◆ DATA ENTRIES

********************

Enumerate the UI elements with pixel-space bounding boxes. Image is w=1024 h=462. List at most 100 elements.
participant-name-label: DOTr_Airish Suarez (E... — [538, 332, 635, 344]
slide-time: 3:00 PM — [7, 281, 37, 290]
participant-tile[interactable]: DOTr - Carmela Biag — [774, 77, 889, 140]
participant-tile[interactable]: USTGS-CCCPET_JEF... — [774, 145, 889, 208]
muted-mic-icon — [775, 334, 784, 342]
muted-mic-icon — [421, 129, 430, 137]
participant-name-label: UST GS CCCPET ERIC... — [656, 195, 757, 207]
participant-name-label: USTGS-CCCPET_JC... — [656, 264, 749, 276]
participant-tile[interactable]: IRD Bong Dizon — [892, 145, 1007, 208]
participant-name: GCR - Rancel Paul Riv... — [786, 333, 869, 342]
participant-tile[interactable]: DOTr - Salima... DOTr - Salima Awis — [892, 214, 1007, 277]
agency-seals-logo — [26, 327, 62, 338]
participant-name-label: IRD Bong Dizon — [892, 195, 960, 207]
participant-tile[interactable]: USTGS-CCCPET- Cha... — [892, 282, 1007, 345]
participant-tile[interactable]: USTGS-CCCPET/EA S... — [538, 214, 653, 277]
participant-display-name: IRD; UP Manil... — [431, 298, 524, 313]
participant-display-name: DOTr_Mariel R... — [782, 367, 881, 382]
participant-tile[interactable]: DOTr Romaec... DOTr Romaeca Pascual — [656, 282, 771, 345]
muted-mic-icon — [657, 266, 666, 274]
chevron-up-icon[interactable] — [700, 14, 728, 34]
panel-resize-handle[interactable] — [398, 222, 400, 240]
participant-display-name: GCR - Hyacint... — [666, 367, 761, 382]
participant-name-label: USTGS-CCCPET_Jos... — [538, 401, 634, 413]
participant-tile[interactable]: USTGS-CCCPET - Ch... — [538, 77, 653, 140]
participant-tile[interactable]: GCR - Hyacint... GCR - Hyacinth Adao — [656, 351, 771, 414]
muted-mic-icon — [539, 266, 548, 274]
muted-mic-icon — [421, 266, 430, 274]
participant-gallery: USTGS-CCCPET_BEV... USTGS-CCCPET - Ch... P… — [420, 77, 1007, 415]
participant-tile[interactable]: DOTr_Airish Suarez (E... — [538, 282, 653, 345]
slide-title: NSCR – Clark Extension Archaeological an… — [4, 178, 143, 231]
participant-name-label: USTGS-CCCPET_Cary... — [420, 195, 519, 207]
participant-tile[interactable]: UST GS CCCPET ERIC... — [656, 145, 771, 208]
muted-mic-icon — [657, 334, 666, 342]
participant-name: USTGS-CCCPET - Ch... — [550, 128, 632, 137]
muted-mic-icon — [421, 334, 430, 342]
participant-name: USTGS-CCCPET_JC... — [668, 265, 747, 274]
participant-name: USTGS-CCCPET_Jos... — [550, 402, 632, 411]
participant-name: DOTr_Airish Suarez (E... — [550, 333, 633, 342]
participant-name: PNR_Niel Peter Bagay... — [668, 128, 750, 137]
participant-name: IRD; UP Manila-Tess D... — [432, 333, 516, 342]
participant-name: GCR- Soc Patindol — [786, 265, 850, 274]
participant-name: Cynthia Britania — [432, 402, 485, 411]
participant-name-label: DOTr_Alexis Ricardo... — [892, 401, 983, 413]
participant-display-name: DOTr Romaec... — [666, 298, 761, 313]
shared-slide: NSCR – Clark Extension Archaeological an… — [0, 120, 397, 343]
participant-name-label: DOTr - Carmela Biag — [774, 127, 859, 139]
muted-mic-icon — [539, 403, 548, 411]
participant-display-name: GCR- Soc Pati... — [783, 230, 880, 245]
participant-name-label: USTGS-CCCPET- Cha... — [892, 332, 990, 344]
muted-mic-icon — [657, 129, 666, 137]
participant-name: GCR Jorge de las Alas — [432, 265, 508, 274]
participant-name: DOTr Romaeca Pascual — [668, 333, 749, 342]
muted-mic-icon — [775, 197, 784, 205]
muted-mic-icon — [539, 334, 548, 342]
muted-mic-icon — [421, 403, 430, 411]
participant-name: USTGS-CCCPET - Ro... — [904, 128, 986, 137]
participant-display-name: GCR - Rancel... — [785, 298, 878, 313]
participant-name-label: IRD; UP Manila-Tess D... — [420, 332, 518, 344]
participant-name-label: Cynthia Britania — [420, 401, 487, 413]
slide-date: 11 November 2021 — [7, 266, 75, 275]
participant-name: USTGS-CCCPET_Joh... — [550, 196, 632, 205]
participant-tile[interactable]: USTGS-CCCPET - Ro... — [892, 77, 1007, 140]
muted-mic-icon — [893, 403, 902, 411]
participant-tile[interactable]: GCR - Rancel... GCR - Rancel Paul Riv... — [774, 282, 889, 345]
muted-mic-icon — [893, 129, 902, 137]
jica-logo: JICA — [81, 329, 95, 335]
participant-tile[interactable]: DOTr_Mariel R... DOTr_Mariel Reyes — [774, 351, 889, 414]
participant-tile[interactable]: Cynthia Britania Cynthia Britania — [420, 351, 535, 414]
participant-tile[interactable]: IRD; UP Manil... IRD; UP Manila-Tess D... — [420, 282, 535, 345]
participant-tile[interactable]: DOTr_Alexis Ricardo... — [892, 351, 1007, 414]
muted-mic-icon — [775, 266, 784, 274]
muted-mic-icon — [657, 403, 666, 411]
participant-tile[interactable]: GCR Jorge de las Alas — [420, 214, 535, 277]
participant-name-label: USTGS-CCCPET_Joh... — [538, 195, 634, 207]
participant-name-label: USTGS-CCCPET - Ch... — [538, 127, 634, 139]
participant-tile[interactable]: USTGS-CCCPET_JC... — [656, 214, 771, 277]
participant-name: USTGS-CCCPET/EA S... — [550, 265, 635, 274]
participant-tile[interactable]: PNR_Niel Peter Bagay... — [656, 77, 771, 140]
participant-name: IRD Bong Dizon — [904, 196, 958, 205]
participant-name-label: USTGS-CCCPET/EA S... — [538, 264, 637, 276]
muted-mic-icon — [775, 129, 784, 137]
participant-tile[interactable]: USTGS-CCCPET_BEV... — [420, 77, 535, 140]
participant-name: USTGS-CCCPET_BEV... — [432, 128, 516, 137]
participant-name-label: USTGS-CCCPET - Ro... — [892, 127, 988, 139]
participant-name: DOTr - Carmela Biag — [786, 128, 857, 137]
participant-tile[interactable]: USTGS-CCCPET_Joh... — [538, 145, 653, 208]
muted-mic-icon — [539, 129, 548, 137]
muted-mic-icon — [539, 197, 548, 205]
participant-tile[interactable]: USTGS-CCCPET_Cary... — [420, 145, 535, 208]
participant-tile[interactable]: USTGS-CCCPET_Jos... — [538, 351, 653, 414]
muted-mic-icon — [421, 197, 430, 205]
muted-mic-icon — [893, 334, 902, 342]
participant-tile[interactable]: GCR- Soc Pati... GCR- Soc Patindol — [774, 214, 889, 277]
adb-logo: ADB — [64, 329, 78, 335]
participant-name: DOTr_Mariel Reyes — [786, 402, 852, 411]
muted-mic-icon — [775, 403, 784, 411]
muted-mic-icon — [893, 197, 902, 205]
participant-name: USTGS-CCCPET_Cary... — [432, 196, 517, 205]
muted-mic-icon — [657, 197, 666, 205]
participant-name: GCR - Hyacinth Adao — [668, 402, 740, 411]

********************

◆ YOUR OBJECTIVE
Copy out the listing above word for word, keeping every line.

◆ EXPECTED OUTPUT
Enumerate the UI elements with pixel-space bounding boxes. Image is w=1024 h=462. List at most 100 elements.
participant-name-label: DOTr_Airish Suarez (E... — [538, 332, 635, 344]
slide-time: 3:00 PM — [7, 281, 37, 290]
participant-tile[interactable]: DOTr - Carmela Biag — [774, 77, 889, 140]
participant-tile[interactable]: USTGS-CCCPET_JEF... — [774, 145, 889, 208]
muted-mic-icon — [775, 334, 784, 342]
muted-mic-icon — [421, 129, 430, 137]
participant-name-label: UST GS CCCPET ERIC... — [656, 195, 757, 207]
participant-name-label: USTGS-CCCPET_JC... — [656, 264, 749, 276]
participant-tile[interactable]: IRD Bong Dizon — [892, 145, 1007, 208]
participant-name: GCR - Rancel Paul Riv... — [786, 333, 869, 342]
participant-tile[interactable]: DOTr - Salima... DOTr - Salima Awis — [892, 214, 1007, 277]
agency-seals-logo — [26, 327, 62, 338]
participant-name-label: IRD Bong Dizon — [892, 195, 960, 207]
participant-tile[interactable]: USTGS-CCCPET- Cha... — [892, 282, 1007, 345]
participant-tile[interactable]: USTGS-CCCPET/EA S... — [538, 214, 653, 277]
participant-display-name: IRD; UP Manil... — [431, 298, 524, 313]
participant-display-name: DOTr_Mariel R... — [782, 367, 881, 382]
participant-tile[interactable]: DOTr Romaec... DOTr Romaeca Pascual — [656, 282, 771, 345]
muted-mic-icon — [657, 266, 666, 274]
chevron-up-icon[interactable] — [700, 14, 728, 34]
panel-resize-handle[interactable] — [398, 222, 400, 240]
participant-display-name: GCR - Hyacint... — [666, 367, 761, 382]
participant-name-label: USTGS-CCCPET_Jos... — [538, 401, 634, 413]
participant-tile[interactable]: USTGS-CCCPET - Ch... — [538, 77, 653, 140]
participant-tile[interactable]: GCR - Hyacint... GCR - Hyacinth Adao — [656, 351, 771, 414]
muted-mic-icon — [539, 266, 548, 274]
muted-mic-icon — [421, 266, 430, 274]
participant-gallery: USTGS-CCCPET_BEV... USTGS-CCCPET - Ch... P… — [420, 77, 1007, 415]
participant-tile[interactable]: DOTr_Airish Suarez (E... — [538, 282, 653, 345]
slide-title: NSCR – Clark Extension Archaeological an… — [4, 178, 143, 231]
participant-name-label: USTGS-CCCPET_Cary... — [420, 195, 519, 207]
participant-tile[interactable]: UST GS CCCPET ERIC... — [656, 145, 771, 208]
muted-mic-icon — [657, 334, 666, 342]
participant-name: USTGS-CCCPET - Ch... — [550, 128, 632, 137]
muted-mic-icon — [421, 334, 430, 342]
participant-name: USTGS-CCCPET_JC... — [668, 265, 747, 274]
participant-name: USTGS-CCCPET_Jos... — [550, 402, 632, 411]
participant-name: DOTr_Airish Suarez (E... — [550, 333, 633, 342]
participant-name: PNR_Niel Peter Bagay... — [668, 128, 750, 137]
participant-name: IRD; UP Manila-Tess D... — [432, 333, 516, 342]
participant-name: GCR- Soc Patindol — [786, 265, 850, 274]
participant-name: Cynthia Britania — [432, 402, 485, 411]
participant-name-label: DOTr_Alexis Ricardo... — [892, 401, 983, 413]
participant-display-name: DOTr Romaec... — [666, 298, 761, 313]
shared-slide: NSCR – Clark Extension Archaeological an… — [0, 120, 397, 343]
participant-name-label: DOTr - Carmela Biag — [774, 127, 859, 139]
muted-mic-icon — [539, 403, 548, 411]
participant-display-name: GCR- Soc Pati... — [783, 230, 880, 245]
participant-name-label: USTGS-CCCPET- Cha... — [892, 332, 990, 344]
muted-mic-icon — [657, 129, 666, 137]
participant-name: GCR Jorge de las Alas — [432, 265, 508, 274]
participant-name: DOTr Romaeca Pascual — [668, 333, 749, 342]
muted-mic-icon — [775, 197, 784, 205]
muted-mic-icon — [539, 334, 548, 342]
muted-mic-icon — [421, 403, 430, 411]
participant-name: USTGS-CCCPET - Ro... — [904, 128, 986, 137]
participant-display-name: GCR - Rancel... — [785, 298, 878, 313]
participant-name-label: IRD; UP Manila-Tess D... — [420, 332, 518, 344]
participant-name-label: Cynthia Britania — [420, 401, 487, 413]
slide-date: 11 November 2021 — [7, 266, 75, 275]
participant-name: USTGS-CCCPET_Joh... — [550, 196, 632, 205]
participant-tile[interactable]: USTGS-CCCPET - Ro... — [892, 77, 1007, 140]
muted-mic-icon — [893, 403, 902, 411]
participant-tile[interactable]: GCR - Rancel... GCR - Rancel Paul Riv... — [774, 282, 889, 345]
muted-mic-icon — [893, 129, 902, 137]
jica-logo: JICA — [81, 329, 95, 335]
participant-tile[interactable]: DOTr_Mariel R... DOTr_Mariel Reyes — [774, 351, 889, 414]
participant-tile[interactable]: Cynthia Britania Cynthia Britania — [420, 351, 535, 414]
participant-tile[interactable]: IRD; UP Manil... IRD; UP Manila-Tess D... — [420, 282, 535, 345]
participant-tile[interactable]: DOTr_Alexis Ricardo... — [892, 351, 1007, 414]
muted-mic-icon — [775, 266, 784, 274]
muted-mic-icon — [657, 403, 666, 411]
participant-tile[interactable]: GCR Jorge de las Alas — [420, 214, 535, 277]
participant-name-label: USTGS-CCCPET_Joh... — [538, 195, 634, 207]
participant-name-label: USTGS-CCCPET - Ch... — [538, 127, 634, 139]
participant-tile[interactable]: USTGS-CCCPET_JC... — [656, 214, 771, 277]
participant-name: USTGS-CCCPET/EA S... — [550, 265, 635, 274]
participant-tile[interactable]: PNR_Niel Peter Bagay... — [656, 77, 771, 140]
participant-name: IRD Bong Dizon — [904, 196, 958, 205]
participant-name-label: USTGS-CCCPET/EA S... — [538, 264, 637, 276]
muted-mic-icon — [775, 129, 784, 137]
participant-tile[interactable]: USTGS-CCCPET_BEV... — [420, 77, 535, 140]
participant-name: USTGS-CCCPET_BEV... — [432, 128, 516, 137]
participant-name-label: USTGS-CCCPET - Ro... — [892, 127, 988, 139]
participant-name: DOTr - Carmela Biag — [786, 128, 857, 137]
participant-tile[interactable]: USTGS-CCCPET_Joh... — [538, 145, 653, 208]
muted-mic-icon — [539, 129, 548, 137]
muted-mic-icon — [539, 197, 548, 205]
participant-tile[interactable]: USTGS-CCCPET_Cary... — [420, 145, 535, 208]
participant-tile[interactable]: USTGS-CCCPET_Jos... — [538, 351, 653, 414]
muted-mic-icon — [421, 197, 430, 205]
muted-mic-icon — [893, 334, 902, 342]
participant-tile[interactable]: GCR- Soc Pati... GCR- Soc Patindol — [774, 214, 889, 277]
adb-logo: ADB — [64, 329, 78, 335]
participant-name: DOTr_Mariel Reyes — [786, 402, 852, 411]
muted-mic-icon — [775, 403, 784, 411]
muted-mic-icon — [893, 197, 902, 205]
participant-name: USTGS-CCCPET_Cary... — [432, 196, 517, 205]
muted-mic-icon — [657, 197, 666, 205]
participant-name: GCR - Hyacinth Adao — [668, 402, 740, 411]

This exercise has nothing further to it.